BRIEF
Set down the material below word for word, excluding the pictures.

EXTRACTED INFORMATION
+++
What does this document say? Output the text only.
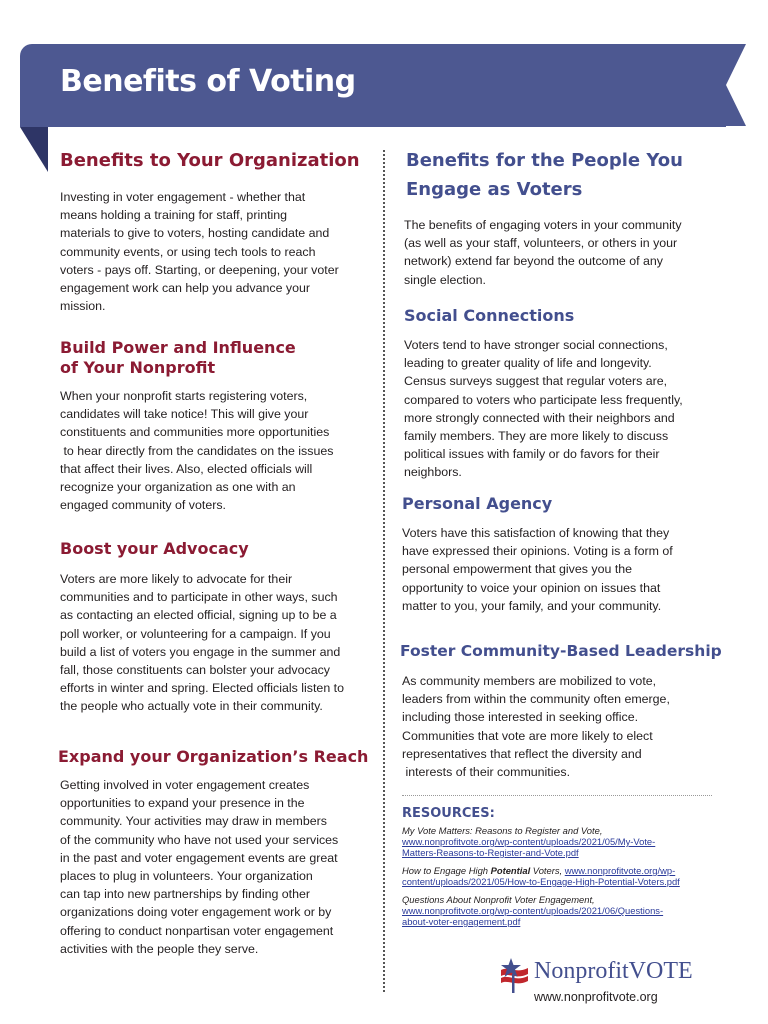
Benefits of Voting
Benefits to Your Organization

Investing in voter engagement - whether that
means holding a training for staff, printing
materials to give to voters, hosting candidate and
community events, or using tech tools to reach
voters - pays off. Starting, or deepening, your voter
engagement work can help you advance your
mission.

Build Power and Influence
of Your Nonprofit

When your nonprofit starts registering voters,
candidates will take notice! This will give your
constituents and communities more opportunities
to hear directly from the candidates on the issues
that affect their lives. Also, elected officials will
recognize your organization as one with an
engaged community of voters.

Boost your Advocacy

Voters are more likely to advocate for their
communities and to participate in other ways, such
as contacting an elected official, signing up to be a
poll worker, or volunteering for a campaign. If you
build a list of voters you engage in the summer and
fall, those constituents can bolster your advocacy
efforts in winter and spring. Elected officials listen to
the people who actually vote in their community.

Expand your Organization’s Reach

Getting involved in voter engagement creates
opportunities to expand your presence in the
community. Your activities may draw in members
of the community who have not used your services
in the past and voter engagement events are great
places to plug in volunteers. Your organization
can tap into new partnerships by finding other
organizations doing voter engagement work or by
offering to conduct nonpartisan voter engagement
activities with the people they serve.

Benefits for the People You
Engage as Voters

The benefits of engaging voters in your community
(as well as your staff, volunteers, or others in your
network) extend far beyond the outcome of any
single election.

Social Connections

Voters tend to have stronger social connections,
leading to greater quality of life and longevity.
Census surveys suggest that regular voters are,
compared to voters who participate less frequently,
more strongly connected with their neighbors and
family members. They are more likely to discuss
political issues with family or do favors for their
neighbors.

Personal Agency

Voters have this satisfaction of knowing that they
have expressed their opinions. Voting is a form of
personal empowerment that gives you the
opportunity to voice your opinion on issues that
matter to you, your family, and your community.

Foster Community-Based Leadership

As community members are mobilized to vote,
leaders from within the community often emerge,
including those interested in seeking office.
Communities that vote are more likely to elect
representatives that reflect the diversity and
interests of their communities.

RESOURCES:
My Vote Matters: Reasons to Register and Vote,
www.nonprofitvote.org/wp-content/uploads/2021/05/My-Vote-
Matters-Reasons-to-Register-and-Vote.pdf
How to Engage High Potential Voters, www.nonprofitvote.org/wp-
content/uploads/2021/05/How-to-Engage-High-Potential-Voters.pdf
Questions About Nonprofit Voter Engagement,
www.nonprofitvote.org/wp-content/uploads/2021/06/Questions-
about-voter-engagement.pdf
NonprofitVOTE
www.nonprofitvote.org
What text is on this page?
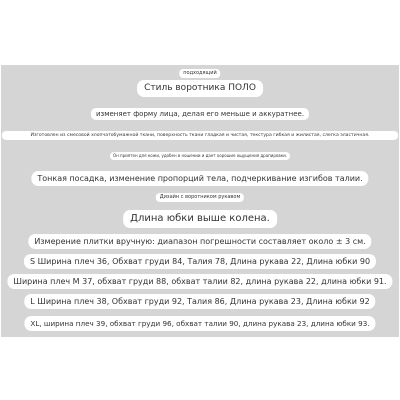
подходящий
Стиль воротника ПОЛО
изменяет форму лица, делая его меньше и аккуратнее.
Изготовлен из смесовой хлопчатобумажной ткани, поверхность ткани гладкая и чистая, текстура гибкая и жилистая, слегка эластичная.
Он приятен для кожи, удобен в ношении и дает хорошие ощущения драпировки.
Тонкая посадка, изменение пропорций тела, подчеркивание изгибов талии.
Дизайн с воротником рукавом
Длина юбки выше колена.
Измерение плитки вручную: диапазон погрешности составляет около ± 3 см.
S Ширина плеч 36, Обхват груди 84, Талия 78, Длина рукава 22, Длина юбки 90
Ширина плеч М 37, обхват груди 88, обхват талии 82, длина рукава 22, длина юбки 91.
L Ширина плеч 38, Обхват груди 92, Талия 86, Длина рукава 23, Длина юбки 92
XL, ширина плеч 39, обхват груди 96, обхват талии 90, длина рукава 23, длина юбки 93.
+++
TASK ANSWER
What does this document say? Output the text only.
Benefits of Voting
Benefits to Your Organization

Investing in voter engagement - whether that
means holding a training for staff, printing
materials to give to voters, hosting candidate and
community events, or using tech tools to reach
voters - pays off. Starting, or deepening, your voter
engagement work can help you advance your
mission.

Build Power and Influence
of Your Nonprofit

When your nonprofit starts registering voters,
candidates will take notice! This will give your
constituents and communities more opportunities
to hear directly from the candidates on the issues
that affect their lives. Also, elected officials will
recognize your organization as one with an
engaged community of voters.

Boost your Advocacy

Voters are more likely to advocate for their
communities and to participate in other ways, such
as contacting an elected official, signing up to be a
poll worker, or volunteering for a campaign. If you
build a list of voters you engage in the summer and
fall, those constituents can bolster your advocacy
efforts in winter and spring. Elected officials listen to
the people who actually vote in their community.

Expand your Organization’s Reach

Getting involved in voter engagement creates
opportunities to expand your presence in the
community. Your activities may draw in members
of the community who have not used your services
in the past and voter engagement events are great
places to plug in volunteers. Your organization
can tap into new partnerships by finding other
organizations doing voter engagement work or by
offering to conduct nonpartisan voter engagement
activities with the people they serve.

Benefits for the People You
Engage as Voters

The benefits of engaging voters in your community
(as well as your staff, volunteers, or others in your
network) extend far beyond the outcome of any
single election.

Social Connections

Voters tend to have stronger social connections,
leading to greater quality of life and longevity.
Census surveys suggest that regular voters are,
compared to voters who participate less frequently,
more strongly connected with their neighbors and
family members. They are more likely to discuss
political issues with family or do favors for their
neighbors.

Personal Agency

Voters have this satisfaction of knowing that they
have expressed their opinions. Voting is a form of
personal empowerment that gives you the
opportunity to voice your opinion on issues that
matter to you, your family, and your community.

Foster Community-Based Leadership

As community members are mobilized to vote,
leaders from within the community often emerge,
including those interested in seeking office.
Communities that vote are more likely to elect
representatives that reflect the diversity and
interests of their communities.

RESOURCES:
My Vote Matters: Reasons to Register and Vote,
www.nonprofitvote.org/wp-content/uploads/2021/05/My-Vote-
Matters-Reasons-to-Register-and-Vote.pdf
How to Engage High Potential Voters, www.nonprofitvote.org/wp-
content/uploads/2021/05/How-to-Engage-High-Potential-Voters.pdf
Questions About Nonprofit Voter Engagement,
www.nonprofitvote.org/wp-content/uploads/2021/06/Questions-
about-voter-engagement.pdf
NonprofitVOTE
www.nonprofitvote.org
What text is on this page?
подходящий
Стиль воротника ПОЛО
изменяет форму лица, делая его меньше и аккуратнее.
Изготовлен из смесовой хлопчатобумажной ткани, поверхность ткани гладкая и чистая, текстура гибкая и жилистая, слегка эластичная.
Он приятен для кожи, удобен в ношении и дает хорошие ощущения драпировки.
Тонкая посадка, изменение пропорций тела, подчеркивание изгибов талии.
Дизайн с воротником рукавом
Длина юбки выше колена.
Измерение плитки вручную: диапазон погрешности составляет около ± 3 см.
S Ширина плеч 36, Обхват груди 84, Талия 78, Длина рукава 22, Длина юбки 90
Ширина плеч М 37, обхват груди 88, обхват талии 82, длина рукава 22, длина юбки 91.
L Ширина плеч 38, Обхват груди 92, Талия 86, Длина рукава 23, Длина юбки 92
XL, ширина плеч 39, обхват груди 96, обхват талии 90, длина рукава 23, длина юбки 93.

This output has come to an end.